(Recorded data)
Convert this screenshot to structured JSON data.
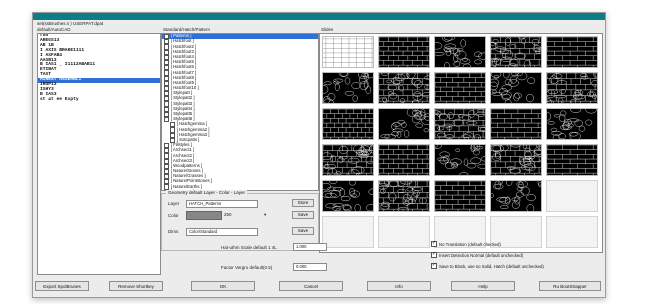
{
  "window": {
    "path": "set(ssBrushes.s ) USERPAT.dpat",
    "left_header": "default/AutoCAD",
    "middle_header": "Standard/Hatch/Pattern",
    "right_header": "Slides"
  },
  "left_list": {
    "items": [
      {
        "label": "run",
        "selected": false
      },
      {
        "label": "AREGS13",
        "selected": false
      },
      {
        "label": "AB 1B",
        "selected": false
      },
      {
        "label": "I AXIS BRAKE1111",
        "selected": false
      },
      {
        "label": "I ASFAB4",
        "selected": false
      },
      {
        "label": "AASB13",
        "selected": false
      },
      {
        "label": "B IAS1 _ I1112ABAB11",
        "selected": false
      },
      {
        "label": "ETIBAT",
        "selected": false
      },
      {
        "label": "TAST",
        "selected": false
      },
      {
        "label": "AIREST ASSEMBLI",
        "selected": true
      },
      {
        "label": "IROP13",
        "selected": false
      },
      {
        "label": "ISHY3",
        "selected": false
      },
      {
        "label": "B IAS3",
        "selected": false
      },
      {
        "label": "st at ee Expty",
        "selected": false
      }
    ]
  },
  "middle_list": {
    "items": [
      {
        "label": "[ Patterns ]",
        "selected": true,
        "sub": false
      },
      {
        "label": "[ Hatchfoot ]",
        "selected": false,
        "sub": false
      },
      {
        "label": "[ Hatchfoot2 ]",
        "selected": false,
        "sub": false
      },
      {
        "label": "[ Hatchfoot3 ]",
        "selected": false,
        "sub": false
      },
      {
        "label": "[ Hatchfoot4 ]",
        "selected": false,
        "sub": false
      },
      {
        "label": "[ Hatchfoot5 ]",
        "selected": false,
        "sub": false
      },
      {
        "label": "[ Hatchfoot6 ]",
        "selected": false,
        "sub": false
      },
      {
        "label": "[ Hatchfoot7 ]",
        "selected": false,
        "sub": false
      },
      {
        "label": "[ Hatchfoot8 ]",
        "selected": false,
        "sub": false
      },
      {
        "label": "[ Hatchfoot9 ]",
        "selected": false,
        "sub": false
      },
      {
        "label": "[ Hatchfoot10 ]",
        "selected": false,
        "sub": false
      },
      {
        "label": "[ Stylepatt ]",
        "selected": false,
        "sub": false
      },
      {
        "label": "[ Stylepatt2 ]",
        "selected": false,
        "sub": false
      },
      {
        "label": "[ Stylepatt3 ]",
        "selected": false,
        "sub": false
      },
      {
        "label": "[ Stylepatt4 ]",
        "selected": false,
        "sub": false
      },
      {
        "label": "[ Stylepatt5 ]",
        "selected": false,
        "sub": false
      },
      {
        "label": "[ Stylepatt6 ]",
        "selected": false,
        "sub": false
      },
      {
        "label": "[ Hatchgemma ]",
        "selected": false,
        "sub": true
      },
      {
        "label": "[ Hatchgemma2 ]",
        "selected": false,
        "sub": true
      },
      {
        "label": "[ Hatchgemma3 ]",
        "selected": false,
        "sub": true
      },
      {
        "label": "[ Sotcpatts ]",
        "selected": false,
        "sub": true
      },
      {
        "label": "[ Fillstyles ]",
        "selected": false,
        "sub": false
      },
      {
        "label": "[ Archsect1 ]",
        "selected": false,
        "sub": false
      },
      {
        "label": "[ Archsect2 ]",
        "selected": false,
        "sub": false
      },
      {
        "label": "[ Archsect3 ]",
        "selected": false,
        "sub": false
      },
      {
        "label": "[ Woodpatterns ]",
        "selected": false,
        "sub": false
      },
      {
        "label": "[ Nature/Stones ]",
        "selected": false,
        "sub": false
      },
      {
        "label": "[ Nature/Grasses ]",
        "selected": false,
        "sub": false
      },
      {
        "label": "[ Nature/Pointstones ]",
        "selected": false,
        "sub": false
      },
      {
        "label": "[ Nature/Earths ]",
        "selected": false,
        "sub": false
      },
      {
        "label": "[ Masonry1 ]",
        "selected": false,
        "sub": false
      },
      {
        "label": "[ Masonry2 ]",
        "selected": false,
        "sub": false
      },
      {
        "label": "[ Masonry3 ]",
        "selected": false,
        "sub": false
      },
      {
        "label": "[ Masonry4 ]",
        "selected": false,
        "sub": false
      }
    ]
  },
  "group": {
    "title": "Geometry default Layer - Color - Layer",
    "layer_label": "Layer",
    "layer_value": "HATCH_Patterns",
    "layer_button": "Store",
    "color_label": "Color",
    "color_value": "250",
    "color_button": "Save",
    "dims_label": "Dims",
    "dims_value": "Color/Standard",
    "dims_button": "Save"
  },
  "options": {
    "scale_label": "Hat-uIhm  Scale  default  1 4L",
    "scale_value": "1.000",
    "factor_label": "Factor    Vergro  default(0.5)",
    "factor_value": "0.000",
    "check1": {
      "label": "No Translation (default checked)",
      "checked": true
    },
    "check2": {
      "label": "Insert Detection Normal  (default unchecked)",
      "checked": true
    },
    "check3": {
      "label": "Save to Block, use no Solid, Hatch (default unchecked)",
      "checked": true
    }
  },
  "footer": {
    "export_label": "Export SpolBrunes",
    "remove_label": "Remove Shortkey",
    "ok_label": "OK",
    "cancel_label": "Cancel",
    "info_label": "Info",
    "help_label": "Help",
    "about_label": "Ru BootStrapper"
  },
  "grid": {
    "filled_count": 24,
    "empty_count": 6
  },
  "colors": {
    "titlebar": "#0c7e86",
    "selection": "#2f6fd6"
  }
}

Do this – All records should be output exactly, with the pictures left out.

Output below –
Convert this screenshot to structured JSON data.
{
  "window": {
    "path": "set(ssBrushes.s ) USERPAT.dpat",
    "left_header": "default/AutoCAD",
    "middle_header": "Standard/Hatch/Pattern",
    "right_header": "Slides"
  },
  "left_list": {
    "items": [
      {
        "label": "run",
        "selected": false
      },
      {
        "label": "AREGS13",
        "selected": false
      },
      {
        "label": "AB 1B",
        "selected": false
      },
      {
        "label": "I AXIS BRAKE1111",
        "selected": false
      },
      {
        "label": "I ASFAB4",
        "selected": false
      },
      {
        "label": "AASB13",
        "selected": false
      },
      {
        "label": "B IAS1 _ I1112ABAB11",
        "selected": false
      },
      {
        "label": "ETIBAT",
        "selected": false
      },
      {
        "label": "TAST",
        "selected": false
      },
      {
        "label": "AIREST ASSEMBLI",
        "selected": true
      },
      {
        "label": "IROP13",
        "selected": false
      },
      {
        "label": "ISHY3",
        "selected": false
      },
      {
        "label": "B IAS3",
        "selected": false
      },
      {
        "label": "st at ee Expty",
        "selected": false
      }
    ]
  },
  "middle_list": {
    "items": [
      {
        "label": "[ Patterns ]",
        "selected": true,
        "sub": false
      },
      {
        "label": "[ Hatchfoot ]",
        "selected": false,
        "sub": false
      },
      {
        "label": "[ Hatchfoot2 ]",
        "selected": false,
        "sub": false
      },
      {
        "label": "[ Hatchfoot3 ]",
        "selected": false,
        "sub": false
      },
      {
        "label": "[ Hatchfoot4 ]",
        "selected": false,
        "sub": false
      },
      {
        "label": "[ Hatchfoot5 ]",
        "selected": false,
        "sub": false
      },
      {
        "label": "[ Hatchfoot6 ]",
        "selected": false,
        "sub": false
      },
      {
        "label": "[ Hatchfoot7 ]",
        "selected": false,
        "sub": false
      },
      {
        "label": "[ Hatchfoot8 ]",
        "selected": false,
        "sub": false
      },
      {
        "label": "[ Hatchfoot9 ]",
        "selected": false,
        "sub": false
      },
      {
        "label": "[ Hatchfoot10 ]",
        "selected": false,
        "sub": false
      },
      {
        "label": "[ Stylepatt ]",
        "selected": false,
        "sub": false
      },
      {
        "label": "[ Stylepatt2 ]",
        "selected": false,
        "sub": false
      },
      {
        "label": "[ Stylepatt3 ]",
        "selected": false,
        "sub": false
      },
      {
        "label": "[ Stylepatt4 ]",
        "selected": false,
        "sub": false
      },
      {
        "label": "[ Stylepatt5 ]",
        "selected": false,
        "sub": false
      },
      {
        "label": "[ Stylepatt6 ]",
        "selected": false,
        "sub": false
      },
      {
        "label": "[ Hatchgemma ]",
        "selected": false,
        "sub": true
      },
      {
        "label": "[ Hatchgemma2 ]",
        "selected": false,
        "sub": true
      },
      {
        "label": "[ Hatchgemma3 ]",
        "selected": false,
        "sub": true
      },
      {
        "label": "[ Sotcpatts ]",
        "selected": false,
        "sub": true
      },
      {
        "label": "[ Fillstyles ]",
        "selected": false,
        "sub": false
      },
      {
        "label": "[ Archsect1 ]",
        "selected": false,
        "sub": false
      },
      {
        "label": "[ Archsect2 ]",
        "selected": false,
        "sub": false
      },
      {
        "label": "[ Archsect3 ]",
        "selected": false,
        "sub": false
      },
      {
        "label": "[ Woodpatterns ]",
        "selected": false,
        "sub": false
      },
      {
        "label": "[ Nature/Stones ]",
        "selected": false,
        "sub": false
      },
      {
        "label": "[ Nature/Grasses ]",
        "selected": false,
        "sub": false
      },
      {
        "label": "[ Nature/Pointstones ]",
        "selected": false,
        "sub": false
      },
      {
        "label": "[ Nature/Earths ]",
        "selected": false,
        "sub": false
      },
      {
        "label": "[ Masonry1 ]",
        "selected": false,
        "sub": false
      },
      {
        "label": "[ Masonry2 ]",
        "selected": false,
        "sub": false
      },
      {
        "label": "[ Masonry3 ]",
        "selected": false,
        "sub": false
      },
      {
        "label": "[ Masonry4 ]",
        "selected": false,
        "sub": false
      }
    ]
  },
  "group": {
    "title": "Geometry default Layer - Color - Layer",
    "layer_label": "Layer",
    "layer_value": "HATCH_Patterns",
    "layer_button": "Store",
    "color_label": "Color",
    "color_value": "250",
    "color_button": "Save",
    "dims_label": "Dims",
    "dims_value": "Color/Standard",
    "dims_button": "Save"
  },
  "options": {
    "scale_label": "Hat-uIhm  Scale  default  1 4L",
    "scale_value": "1.000",
    "factor_label": "Factor    Vergro  default(0.5)",
    "factor_value": "0.000",
    "check1": {
      "label": "No Translation (default checked)",
      "checked": true
    },
    "check2": {
      "label": "Insert Detection Normal  (default unchecked)",
      "checked": true
    },
    "check3": {
      "label": "Save to Block, use no Solid, Hatch (default unchecked)",
      "checked": true
    }
  },
  "footer": {
    "export_label": "Export SpolBrunes",
    "remove_label": "Remove Shortkey",
    "ok_label": "OK",
    "cancel_label": "Cancel",
    "info_label": "Info",
    "help_label": "Help",
    "about_label": "Ru BootStrapper"
  },
  "grid": {
    "filled_count": 24,
    "empty_count": 6
  },
  "colors": {
    "titlebar": "#0c7e86",
    "selection": "#2f6fd6"
  }
}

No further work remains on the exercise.